What is being asked: Lift out all lines below that contain "times".

Records for this exercise:
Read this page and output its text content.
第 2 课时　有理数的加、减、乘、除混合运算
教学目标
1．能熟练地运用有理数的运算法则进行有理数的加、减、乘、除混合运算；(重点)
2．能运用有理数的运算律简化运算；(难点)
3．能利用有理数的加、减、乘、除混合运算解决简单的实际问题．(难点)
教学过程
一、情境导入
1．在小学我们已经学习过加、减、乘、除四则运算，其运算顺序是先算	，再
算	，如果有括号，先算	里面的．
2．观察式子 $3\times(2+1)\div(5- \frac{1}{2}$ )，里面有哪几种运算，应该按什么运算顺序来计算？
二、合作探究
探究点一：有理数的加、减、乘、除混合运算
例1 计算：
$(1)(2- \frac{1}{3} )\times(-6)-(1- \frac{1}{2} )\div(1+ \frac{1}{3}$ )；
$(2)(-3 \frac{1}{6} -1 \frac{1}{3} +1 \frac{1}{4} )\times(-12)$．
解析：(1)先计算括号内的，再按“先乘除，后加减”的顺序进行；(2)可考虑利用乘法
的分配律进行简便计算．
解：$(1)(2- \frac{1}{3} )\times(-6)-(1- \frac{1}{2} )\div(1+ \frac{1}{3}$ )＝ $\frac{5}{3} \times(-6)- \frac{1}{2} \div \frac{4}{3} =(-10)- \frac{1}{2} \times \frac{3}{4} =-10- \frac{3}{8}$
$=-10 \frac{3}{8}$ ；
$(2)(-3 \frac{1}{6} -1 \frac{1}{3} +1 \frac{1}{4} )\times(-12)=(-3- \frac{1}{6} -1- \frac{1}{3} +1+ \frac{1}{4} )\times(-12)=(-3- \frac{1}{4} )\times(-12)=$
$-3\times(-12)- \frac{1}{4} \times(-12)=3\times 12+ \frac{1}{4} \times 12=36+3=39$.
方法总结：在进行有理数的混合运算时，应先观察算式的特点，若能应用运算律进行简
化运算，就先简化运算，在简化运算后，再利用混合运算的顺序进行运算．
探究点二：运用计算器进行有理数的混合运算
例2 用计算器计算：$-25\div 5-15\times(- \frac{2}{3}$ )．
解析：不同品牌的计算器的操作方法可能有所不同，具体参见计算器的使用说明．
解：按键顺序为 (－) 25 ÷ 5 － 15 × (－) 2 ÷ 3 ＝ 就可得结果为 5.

Expected output:
2．观察式子 $3\times(2+1)\div(5- \frac{1}{2}$ )，里面有哪几种运算，应该按什么运算顺序来计算？
$(1)(2- \frac{1}{3} )\times(-6)-(1- \frac{1}{2} )\div(1+ \frac{1}{3}$ )；
$(2)(-3 \frac{1}{6} -1 \frac{1}{3} +1 \frac{1}{4} )\times(-12)$．
解：$(1)(2- \frac{1}{3} )\times(-6)-(1- \frac{1}{2} )\div(1+ \frac{1}{3}$ )＝ $\frac{5}{3} \times(-6)- \frac{1}{2} \div \frac{4}{3} =(-10)- \frac{1}{2} \times \frac{3}{4} =-10- \frac{3}{8}$
$(2)(-3 \frac{1}{6} -1 \frac{1}{3} +1 \frac{1}{4} )\times(-12)=(-3- \frac{1}{6} -1- \frac{1}{3} +1+ \frac{1}{4} )\times(-12)=(-3- \frac{1}{4} )\times(-12)=$
$-3\times(-12)- \frac{1}{4} \times(-12)=3\times 12+ \frac{1}{4} \times 12=36+3=39$.
例2 用计算器计算：$-25\div 5-15\times(- \frac{2}{3}$ )．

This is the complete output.